• **Written exercise**
Copy out the listing that follows, exactly, without its pictures.

• **Materials provided**
────────

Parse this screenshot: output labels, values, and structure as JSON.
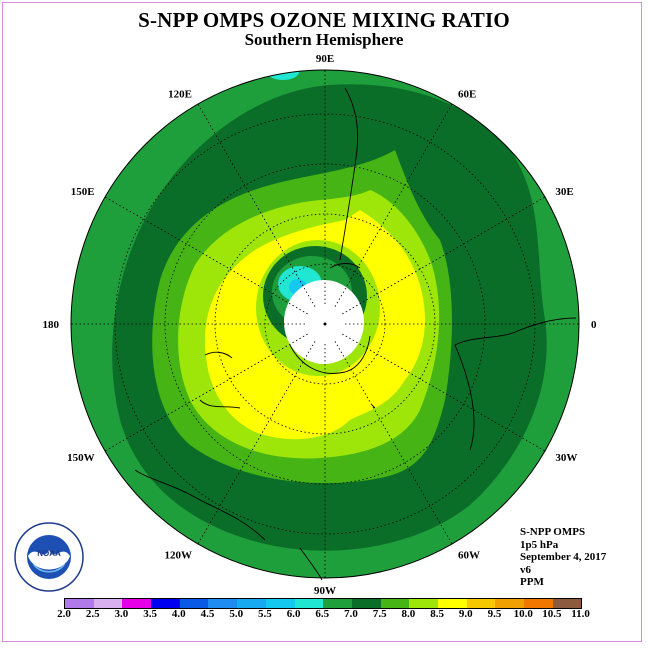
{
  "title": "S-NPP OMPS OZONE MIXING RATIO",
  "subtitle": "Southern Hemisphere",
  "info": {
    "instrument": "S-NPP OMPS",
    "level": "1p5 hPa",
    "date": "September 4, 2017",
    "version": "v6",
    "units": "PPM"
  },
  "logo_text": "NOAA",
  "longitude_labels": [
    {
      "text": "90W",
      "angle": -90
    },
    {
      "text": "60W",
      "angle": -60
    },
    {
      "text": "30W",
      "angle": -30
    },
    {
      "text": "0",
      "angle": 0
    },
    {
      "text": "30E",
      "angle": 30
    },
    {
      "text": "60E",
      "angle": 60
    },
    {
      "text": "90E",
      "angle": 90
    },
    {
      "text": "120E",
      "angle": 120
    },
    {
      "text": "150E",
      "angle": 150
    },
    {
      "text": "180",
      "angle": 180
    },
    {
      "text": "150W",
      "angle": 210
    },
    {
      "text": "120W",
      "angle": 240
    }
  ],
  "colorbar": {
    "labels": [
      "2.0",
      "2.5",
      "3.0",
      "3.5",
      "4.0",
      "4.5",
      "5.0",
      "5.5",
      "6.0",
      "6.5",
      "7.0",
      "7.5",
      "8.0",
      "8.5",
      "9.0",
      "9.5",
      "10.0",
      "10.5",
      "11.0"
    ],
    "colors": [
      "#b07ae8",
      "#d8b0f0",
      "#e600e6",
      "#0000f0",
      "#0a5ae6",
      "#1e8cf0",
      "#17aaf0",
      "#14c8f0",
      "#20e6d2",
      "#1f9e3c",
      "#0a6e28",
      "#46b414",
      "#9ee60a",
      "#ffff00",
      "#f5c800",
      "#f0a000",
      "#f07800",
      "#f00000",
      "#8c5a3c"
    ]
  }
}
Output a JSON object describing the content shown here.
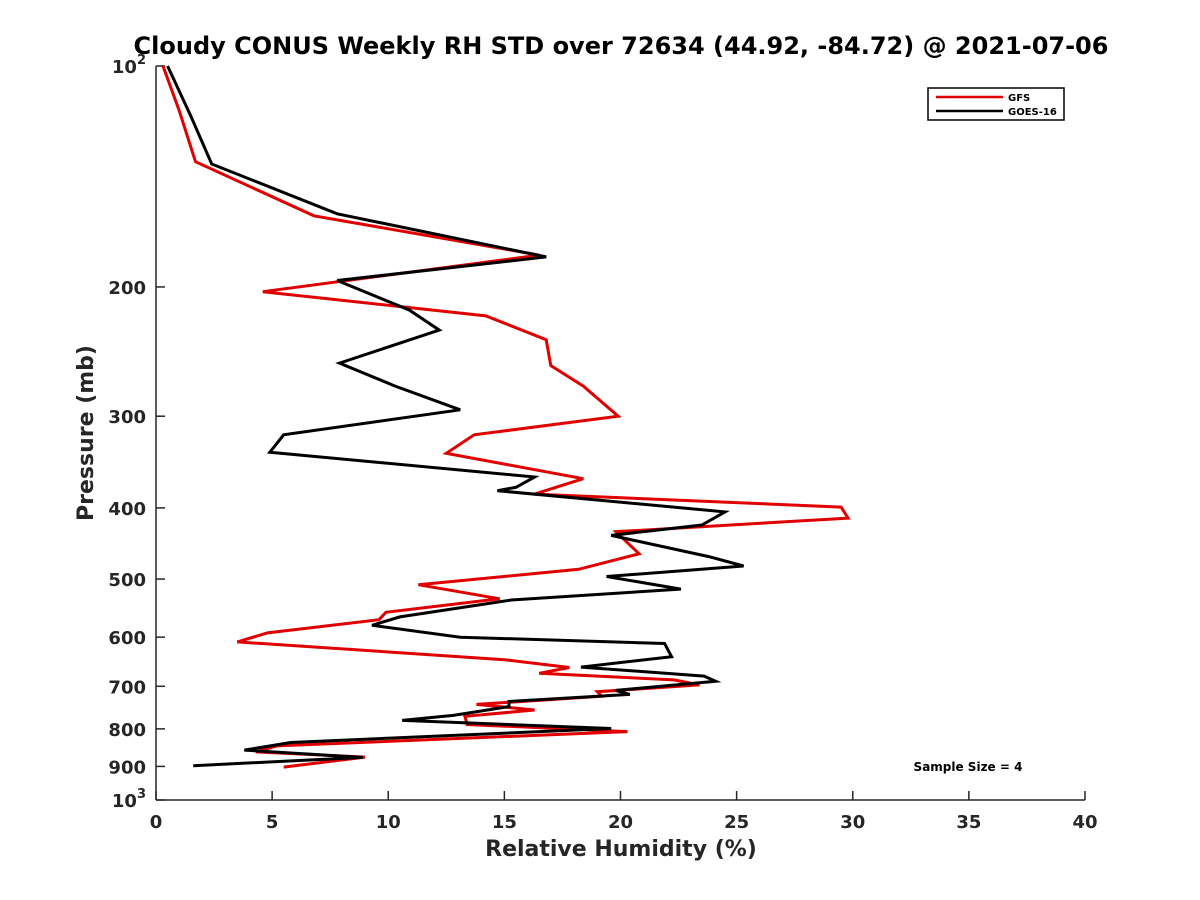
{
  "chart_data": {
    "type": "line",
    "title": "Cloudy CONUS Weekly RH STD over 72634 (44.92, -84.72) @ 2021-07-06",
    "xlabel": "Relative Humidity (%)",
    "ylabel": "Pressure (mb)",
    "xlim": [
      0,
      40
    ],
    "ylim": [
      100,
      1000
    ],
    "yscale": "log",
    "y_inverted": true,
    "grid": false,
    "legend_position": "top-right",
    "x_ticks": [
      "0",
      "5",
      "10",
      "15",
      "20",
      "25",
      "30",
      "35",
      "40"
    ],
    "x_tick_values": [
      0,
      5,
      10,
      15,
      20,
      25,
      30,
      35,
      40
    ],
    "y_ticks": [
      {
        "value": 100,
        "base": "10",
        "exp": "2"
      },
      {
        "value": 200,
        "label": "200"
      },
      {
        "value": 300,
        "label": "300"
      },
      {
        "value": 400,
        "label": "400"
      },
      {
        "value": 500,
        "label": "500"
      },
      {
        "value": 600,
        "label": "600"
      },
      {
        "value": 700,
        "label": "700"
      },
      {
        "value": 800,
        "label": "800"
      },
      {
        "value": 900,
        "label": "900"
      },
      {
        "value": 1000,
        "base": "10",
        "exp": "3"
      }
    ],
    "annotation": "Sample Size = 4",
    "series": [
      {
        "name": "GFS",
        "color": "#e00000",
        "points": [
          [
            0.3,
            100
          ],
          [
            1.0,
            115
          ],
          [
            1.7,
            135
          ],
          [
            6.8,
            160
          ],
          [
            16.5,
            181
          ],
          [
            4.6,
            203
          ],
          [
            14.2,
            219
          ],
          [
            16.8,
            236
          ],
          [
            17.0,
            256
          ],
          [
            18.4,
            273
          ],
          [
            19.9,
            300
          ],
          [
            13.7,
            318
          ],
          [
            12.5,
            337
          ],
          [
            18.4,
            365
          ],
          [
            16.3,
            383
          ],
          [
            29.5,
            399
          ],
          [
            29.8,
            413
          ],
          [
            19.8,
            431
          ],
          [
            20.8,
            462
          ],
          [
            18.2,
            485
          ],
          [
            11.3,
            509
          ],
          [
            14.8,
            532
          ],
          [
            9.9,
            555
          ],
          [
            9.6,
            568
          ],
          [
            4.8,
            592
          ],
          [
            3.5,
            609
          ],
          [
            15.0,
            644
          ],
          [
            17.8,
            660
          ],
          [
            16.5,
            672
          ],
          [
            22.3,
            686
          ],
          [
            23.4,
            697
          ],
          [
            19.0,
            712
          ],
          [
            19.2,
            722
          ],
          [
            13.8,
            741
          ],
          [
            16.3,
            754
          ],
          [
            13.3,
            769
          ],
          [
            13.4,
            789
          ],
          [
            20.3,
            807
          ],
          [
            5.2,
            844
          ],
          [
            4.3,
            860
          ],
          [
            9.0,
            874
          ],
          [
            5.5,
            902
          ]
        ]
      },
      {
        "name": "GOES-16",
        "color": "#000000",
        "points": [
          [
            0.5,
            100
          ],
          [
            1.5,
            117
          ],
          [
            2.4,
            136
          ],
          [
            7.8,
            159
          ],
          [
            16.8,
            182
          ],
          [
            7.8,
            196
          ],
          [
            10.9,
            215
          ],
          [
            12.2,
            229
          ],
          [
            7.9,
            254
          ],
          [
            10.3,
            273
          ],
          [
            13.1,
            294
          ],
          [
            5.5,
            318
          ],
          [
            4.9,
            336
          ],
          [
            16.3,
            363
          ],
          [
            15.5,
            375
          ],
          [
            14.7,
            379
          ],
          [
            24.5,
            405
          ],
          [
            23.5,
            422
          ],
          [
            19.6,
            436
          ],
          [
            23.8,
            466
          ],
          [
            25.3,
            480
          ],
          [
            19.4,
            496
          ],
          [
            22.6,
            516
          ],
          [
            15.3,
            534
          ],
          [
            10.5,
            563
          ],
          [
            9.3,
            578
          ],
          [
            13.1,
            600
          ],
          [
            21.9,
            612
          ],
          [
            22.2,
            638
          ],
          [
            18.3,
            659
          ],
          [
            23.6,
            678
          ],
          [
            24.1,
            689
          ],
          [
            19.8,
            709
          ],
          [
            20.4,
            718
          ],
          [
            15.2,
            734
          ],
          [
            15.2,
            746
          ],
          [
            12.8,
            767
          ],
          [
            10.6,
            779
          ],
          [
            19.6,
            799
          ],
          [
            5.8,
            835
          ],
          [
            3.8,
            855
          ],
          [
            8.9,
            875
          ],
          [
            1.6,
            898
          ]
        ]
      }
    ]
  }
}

────────

• **Answer to the problem**
Parse this screenshot: output labels, values, and structure as JSON.
{
  "title": "S-NPP OMPS OZONE MIXING RATIO",
  "subtitle": "Southern Hemisphere",
  "info": {
    "instrument": "S-NPP OMPS",
    "level": "1p5 hPa",
    "date": "September 4, 2017",
    "version": "v6",
    "units": "PPM"
  },
  "logo_text": "NOAA",
  "longitude_labels": [
    {
      "text": "90W",
      "angle": -90
    },
    {
      "text": "60W",
      "angle": -60
    },
    {
      "text": "30W",
      "angle": -30
    },
    {
      "text": "0",
      "angle": 0
    },
    {
      "text": "30E",
      "angle": 30
    },
    {
      "text": "60E",
      "angle": 60
    },
    {
      "text": "90E",
      "angle": 90
    },
    {
      "text": "120E",
      "angle": 120
    },
    {
      "text": "150E",
      "angle": 150
    },
    {
      "text": "180",
      "angle": 180
    },
    {
      "text": "150W",
      "angle": 210
    },
    {
      "text": "120W",
      "angle": 240
    }
  ],
  "colorbar": {
    "labels": [
      "2.0",
      "2.5",
      "3.0",
      "3.5",
      "4.0",
      "4.5",
      "5.0",
      "5.5",
      "6.0",
      "6.5",
      "7.0",
      "7.5",
      "8.0",
      "8.5",
      "9.0",
      "9.5",
      "10.0",
      "10.5",
      "11.0"
    ],
    "colors": [
      "#b07ae8",
      "#d8b0f0",
      "#e600e6",
      "#0000f0",
      "#0a5ae6",
      "#1e8cf0",
      "#17aaf0",
      "#14c8f0",
      "#20e6d2",
      "#1f9e3c",
      "#0a6e28",
      "#46b414",
      "#9ee60a",
      "#ffff00",
      "#f5c800",
      "#f0a000",
      "#f07800",
      "#f00000",
      "#8c5a3c"
    ]
  }
}
Output a JSON object describing the content shown here.
{
  "chart_data": {
    "type": "line",
    "title": "Cloudy CONUS Weekly RH STD over 72634 (44.92, -84.72) @ 2021-07-06",
    "xlabel": "Relative Humidity (%)",
    "ylabel": "Pressure (mb)",
    "xlim": [
      0,
      40
    ],
    "ylim": [
      100,
      1000
    ],
    "yscale": "log",
    "y_inverted": true,
    "grid": false,
    "legend_position": "top-right",
    "x_ticks": [
      "0",
      "5",
      "10",
      "15",
      "20",
      "25",
      "30",
      "35",
      "40"
    ],
    "x_tick_values": [
      0,
      5,
      10,
      15,
      20,
      25,
      30,
      35,
      40
    ],
    "y_ticks": [
      {
        "value": 100,
        "base": "10",
        "exp": "2"
      },
      {
        "value": 200,
        "label": "200"
      },
      {
        "value": 300,
        "label": "300"
      },
      {
        "value": 400,
        "label": "400"
      },
      {
        "value": 500,
        "label": "500"
      },
      {
        "value": 600,
        "label": "600"
      },
      {
        "value": 700,
        "label": "700"
      },
      {
        "value": 800,
        "label": "800"
      },
      {
        "value": 900,
        "label": "900"
      },
      {
        "value": 1000,
        "base": "10",
        "exp": "3"
      }
    ],
    "annotation": "Sample Size = 4",
    "series": [
      {
        "name": "GFS",
        "color": "#e00000",
        "points": [
          [
            0.3,
            100
          ],
          [
            1.0,
            115
          ],
          [
            1.7,
            135
          ],
          [
            6.8,
            160
          ],
          [
            16.5,
            181
          ],
          [
            4.6,
            203
          ],
          [
            14.2,
            219
          ],
          [
            16.8,
            236
          ],
          [
            17.0,
            256
          ],
          [
            18.4,
            273
          ],
          [
            19.9,
            300
          ],
          [
            13.7,
            318
          ],
          [
            12.5,
            337
          ],
          [
            18.4,
            365
          ],
          [
            16.3,
            383
          ],
          [
            29.5,
            399
          ],
          [
            29.8,
            413
          ],
          [
            19.8,
            431
          ],
          [
            20.8,
            462
          ],
          [
            18.2,
            485
          ],
          [
            11.3,
            509
          ],
          [
            14.8,
            532
          ],
          [
            9.9,
            555
          ],
          [
            9.6,
            568
          ],
          [
            4.8,
            592
          ],
          [
            3.5,
            609
          ],
          [
            15.0,
            644
          ],
          [
            17.8,
            660
          ],
          [
            16.5,
            672
          ],
          [
            22.3,
            686
          ],
          [
            23.4,
            697
          ],
          [
            19.0,
            712
          ],
          [
            19.2,
            722
          ],
          [
            13.8,
            741
          ],
          [
            16.3,
            754
          ],
          [
            13.3,
            769
          ],
          [
            13.4,
            789
          ],
          [
            20.3,
            807
          ],
          [
            5.2,
            844
          ],
          [
            4.3,
            860
          ],
          [
            9.0,
            874
          ],
          [
            5.5,
            902
          ]
        ]
      },
      {
        "name": "GOES-16",
        "color": "#000000",
        "points": [
          [
            0.5,
            100
          ],
          [
            1.5,
            117
          ],
          [
            2.4,
            136
          ],
          [
            7.8,
            159
          ],
          [
            16.8,
            182
          ],
          [
            7.8,
            196
          ],
          [
            10.9,
            215
          ],
          [
            12.2,
            229
          ],
          [
            7.9,
            254
          ],
          [
            10.3,
            273
          ],
          [
            13.1,
            294
          ],
          [
            5.5,
            318
          ],
          [
            4.9,
            336
          ],
          [
            16.3,
            363
          ],
          [
            15.5,
            375
          ],
          [
            14.7,
            379
          ],
          [
            24.5,
            405
          ],
          [
            23.5,
            422
          ],
          [
            19.6,
            436
          ],
          [
            23.8,
            466
          ],
          [
            25.3,
            480
          ],
          [
            19.4,
            496
          ],
          [
            22.6,
            516
          ],
          [
            15.3,
            534
          ],
          [
            10.5,
            563
          ],
          [
            9.3,
            578
          ],
          [
            13.1,
            600
          ],
          [
            21.9,
            612
          ],
          [
            22.2,
            638
          ],
          [
            18.3,
            659
          ],
          [
            23.6,
            678
          ],
          [
            24.1,
            689
          ],
          [
            19.8,
            709
          ],
          [
            20.4,
            718
          ],
          [
            15.2,
            734
          ],
          [
            15.2,
            746
          ],
          [
            12.8,
            767
          ],
          [
            10.6,
            779
          ],
          [
            19.6,
            799
          ],
          [
            5.8,
            835
          ],
          [
            3.8,
            855
          ],
          [
            8.9,
            875
          ],
          [
            1.6,
            898
          ]
        ]
      }
    ]
  }
}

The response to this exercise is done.